__DATA FOR THIS TASK__
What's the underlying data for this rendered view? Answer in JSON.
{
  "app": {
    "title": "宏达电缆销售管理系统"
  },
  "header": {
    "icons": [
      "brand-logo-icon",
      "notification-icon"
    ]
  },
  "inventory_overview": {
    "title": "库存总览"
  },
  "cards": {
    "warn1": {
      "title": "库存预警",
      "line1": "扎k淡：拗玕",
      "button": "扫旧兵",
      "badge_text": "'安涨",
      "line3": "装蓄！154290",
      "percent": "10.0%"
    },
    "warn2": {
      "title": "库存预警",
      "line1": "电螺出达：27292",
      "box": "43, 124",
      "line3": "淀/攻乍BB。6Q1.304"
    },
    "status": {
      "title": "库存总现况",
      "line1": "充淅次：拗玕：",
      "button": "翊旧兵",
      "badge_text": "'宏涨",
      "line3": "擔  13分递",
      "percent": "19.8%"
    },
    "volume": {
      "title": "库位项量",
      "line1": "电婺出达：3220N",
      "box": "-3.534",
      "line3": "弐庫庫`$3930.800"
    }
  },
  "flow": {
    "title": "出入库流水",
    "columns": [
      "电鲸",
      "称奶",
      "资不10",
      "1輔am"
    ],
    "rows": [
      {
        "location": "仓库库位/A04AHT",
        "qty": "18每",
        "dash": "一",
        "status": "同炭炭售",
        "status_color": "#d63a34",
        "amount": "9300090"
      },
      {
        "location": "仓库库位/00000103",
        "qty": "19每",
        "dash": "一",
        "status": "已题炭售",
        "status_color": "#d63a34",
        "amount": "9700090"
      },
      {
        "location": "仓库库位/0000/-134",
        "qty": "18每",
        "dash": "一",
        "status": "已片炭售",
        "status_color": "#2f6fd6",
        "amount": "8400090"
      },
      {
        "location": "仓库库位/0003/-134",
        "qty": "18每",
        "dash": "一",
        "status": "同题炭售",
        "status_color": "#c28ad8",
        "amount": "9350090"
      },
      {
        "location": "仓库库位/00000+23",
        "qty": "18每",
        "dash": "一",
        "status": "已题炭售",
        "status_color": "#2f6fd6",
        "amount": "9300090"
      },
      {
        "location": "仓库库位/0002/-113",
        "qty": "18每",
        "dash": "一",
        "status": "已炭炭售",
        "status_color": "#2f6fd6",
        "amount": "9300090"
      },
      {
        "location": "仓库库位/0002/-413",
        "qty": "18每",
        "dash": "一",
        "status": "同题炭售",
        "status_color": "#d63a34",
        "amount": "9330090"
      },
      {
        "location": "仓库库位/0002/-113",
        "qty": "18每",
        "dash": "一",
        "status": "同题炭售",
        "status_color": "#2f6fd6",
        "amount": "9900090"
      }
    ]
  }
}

__BRIEF__
Return all lines with the word "amount" in them.

__OUTPUT OF THE TASK__
        "amount": "9300090"
        "amount": "9700090"
        "amount": "8400090"
        "amount": "9350090"
        "amount": "9300090"
        "amount": "9300090"
        "amount": "9330090"
        "amount": "9900090"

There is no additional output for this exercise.